** Start of EXERCISE INPUTS **
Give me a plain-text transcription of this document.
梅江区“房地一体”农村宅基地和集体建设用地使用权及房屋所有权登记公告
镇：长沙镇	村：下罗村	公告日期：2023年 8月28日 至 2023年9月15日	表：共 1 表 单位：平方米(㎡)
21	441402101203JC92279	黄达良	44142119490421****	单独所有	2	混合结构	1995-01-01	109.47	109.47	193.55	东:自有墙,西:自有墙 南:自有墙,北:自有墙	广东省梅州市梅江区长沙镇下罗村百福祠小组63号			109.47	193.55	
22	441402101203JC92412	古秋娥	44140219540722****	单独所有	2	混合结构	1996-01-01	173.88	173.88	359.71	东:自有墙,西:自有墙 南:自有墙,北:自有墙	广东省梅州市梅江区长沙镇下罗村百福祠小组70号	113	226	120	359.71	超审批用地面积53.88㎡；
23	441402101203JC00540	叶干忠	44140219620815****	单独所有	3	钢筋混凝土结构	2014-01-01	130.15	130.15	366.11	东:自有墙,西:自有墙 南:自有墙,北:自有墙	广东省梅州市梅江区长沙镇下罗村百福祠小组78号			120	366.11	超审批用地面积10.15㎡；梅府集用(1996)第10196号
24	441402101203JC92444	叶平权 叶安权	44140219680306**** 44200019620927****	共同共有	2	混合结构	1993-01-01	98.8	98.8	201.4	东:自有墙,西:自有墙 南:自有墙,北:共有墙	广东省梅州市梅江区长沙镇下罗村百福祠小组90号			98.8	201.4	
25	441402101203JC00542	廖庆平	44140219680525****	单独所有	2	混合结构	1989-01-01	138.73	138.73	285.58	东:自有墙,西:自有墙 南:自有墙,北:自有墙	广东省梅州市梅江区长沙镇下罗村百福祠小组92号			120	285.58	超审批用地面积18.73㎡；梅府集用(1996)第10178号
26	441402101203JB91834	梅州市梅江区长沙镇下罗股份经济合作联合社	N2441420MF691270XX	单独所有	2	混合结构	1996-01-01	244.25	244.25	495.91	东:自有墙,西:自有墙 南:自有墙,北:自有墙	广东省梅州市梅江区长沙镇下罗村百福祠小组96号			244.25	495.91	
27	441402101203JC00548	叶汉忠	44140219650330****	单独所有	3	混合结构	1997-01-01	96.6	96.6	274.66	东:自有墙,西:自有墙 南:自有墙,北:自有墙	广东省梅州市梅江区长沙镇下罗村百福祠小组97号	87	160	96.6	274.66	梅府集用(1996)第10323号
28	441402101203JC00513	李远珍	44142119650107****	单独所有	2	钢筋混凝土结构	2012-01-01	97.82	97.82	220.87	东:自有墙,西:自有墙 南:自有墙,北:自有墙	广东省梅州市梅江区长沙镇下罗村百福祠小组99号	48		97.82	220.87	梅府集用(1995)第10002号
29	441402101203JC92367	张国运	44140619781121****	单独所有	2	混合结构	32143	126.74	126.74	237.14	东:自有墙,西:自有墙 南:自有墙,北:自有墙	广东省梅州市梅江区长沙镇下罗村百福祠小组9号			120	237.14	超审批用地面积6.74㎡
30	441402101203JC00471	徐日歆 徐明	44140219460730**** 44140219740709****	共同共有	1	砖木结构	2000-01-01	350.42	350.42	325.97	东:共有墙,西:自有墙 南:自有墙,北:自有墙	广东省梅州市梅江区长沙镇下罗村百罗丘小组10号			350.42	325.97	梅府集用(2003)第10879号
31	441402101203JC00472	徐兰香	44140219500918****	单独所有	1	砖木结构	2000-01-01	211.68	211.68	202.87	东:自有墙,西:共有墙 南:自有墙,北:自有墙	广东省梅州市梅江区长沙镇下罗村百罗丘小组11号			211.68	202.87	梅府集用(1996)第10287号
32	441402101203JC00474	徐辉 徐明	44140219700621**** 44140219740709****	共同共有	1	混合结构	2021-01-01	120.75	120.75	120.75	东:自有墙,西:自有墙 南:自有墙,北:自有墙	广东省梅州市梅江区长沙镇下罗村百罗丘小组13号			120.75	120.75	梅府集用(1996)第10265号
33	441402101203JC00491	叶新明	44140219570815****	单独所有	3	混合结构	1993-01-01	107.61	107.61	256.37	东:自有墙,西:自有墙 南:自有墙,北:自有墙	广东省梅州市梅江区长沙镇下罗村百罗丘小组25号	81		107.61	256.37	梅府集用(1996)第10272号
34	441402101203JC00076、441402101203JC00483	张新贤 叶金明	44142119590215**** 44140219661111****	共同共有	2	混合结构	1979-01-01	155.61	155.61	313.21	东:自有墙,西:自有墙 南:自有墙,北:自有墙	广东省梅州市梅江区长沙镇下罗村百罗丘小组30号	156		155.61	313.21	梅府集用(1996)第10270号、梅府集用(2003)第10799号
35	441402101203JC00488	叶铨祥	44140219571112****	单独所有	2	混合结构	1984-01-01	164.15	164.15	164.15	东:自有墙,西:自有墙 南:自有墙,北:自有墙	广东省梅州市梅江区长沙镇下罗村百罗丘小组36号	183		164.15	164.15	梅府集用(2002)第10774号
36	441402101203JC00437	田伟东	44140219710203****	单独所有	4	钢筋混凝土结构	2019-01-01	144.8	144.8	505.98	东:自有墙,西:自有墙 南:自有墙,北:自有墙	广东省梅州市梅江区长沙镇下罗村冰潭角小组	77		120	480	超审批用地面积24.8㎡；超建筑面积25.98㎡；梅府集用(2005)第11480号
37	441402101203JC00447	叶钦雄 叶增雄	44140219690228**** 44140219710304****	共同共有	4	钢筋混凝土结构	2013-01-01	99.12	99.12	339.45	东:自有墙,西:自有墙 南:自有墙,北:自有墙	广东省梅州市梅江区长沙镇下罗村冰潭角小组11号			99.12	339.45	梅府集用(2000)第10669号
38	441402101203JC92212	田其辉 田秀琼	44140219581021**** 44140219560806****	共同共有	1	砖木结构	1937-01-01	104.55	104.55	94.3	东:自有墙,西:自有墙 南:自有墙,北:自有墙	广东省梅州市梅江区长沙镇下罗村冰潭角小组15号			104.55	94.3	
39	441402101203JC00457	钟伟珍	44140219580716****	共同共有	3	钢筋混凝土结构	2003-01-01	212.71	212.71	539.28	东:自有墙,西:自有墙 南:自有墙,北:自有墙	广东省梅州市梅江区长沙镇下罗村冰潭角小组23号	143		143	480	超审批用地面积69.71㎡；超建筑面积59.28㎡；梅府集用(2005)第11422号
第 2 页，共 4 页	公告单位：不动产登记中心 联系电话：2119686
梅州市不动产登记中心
** End of EXERCISE INPUTS **
### [TASK TO CARRY OUT]
Pick out, from the lines above, every one that contains the string "砖木结构".

### [SOLUTION TO THE EXERCISE]
30	441402101203JC00471	徐日歆 徐明	44140219460730**** 44140219740709****	共同共有	1	砖木结构	2000-01-01	350.42	350.42	325.97	东:共有墙,西:自有墙 南:自有墙,北:自有墙	广东省梅州市梅江区长沙镇下罗村百罗丘小组10号			350.42	325.97	梅府集用(2003)第10879号
31	441402101203JC00472	徐兰香	44140219500918****	单独所有	1	砖木结构	2000-01-01	211.68	211.68	202.87	东:自有墙,西:共有墙 南:自有墙,北:自有墙	广东省梅州市梅江区长沙镇下罗村百罗丘小组11号			211.68	202.87	梅府集用(1996)第10287号
38	441402101203JC92212	田其辉 田秀琼	44140219581021**** 44140219560806****	共同共有	1	砖木结构	1937-01-01	104.55	104.55	94.3	东:自有墙,西:自有墙 南:自有墙,北:自有墙	广东省梅州市梅江区长沙镇下罗村冰潭角小组15号			104.55	94.3	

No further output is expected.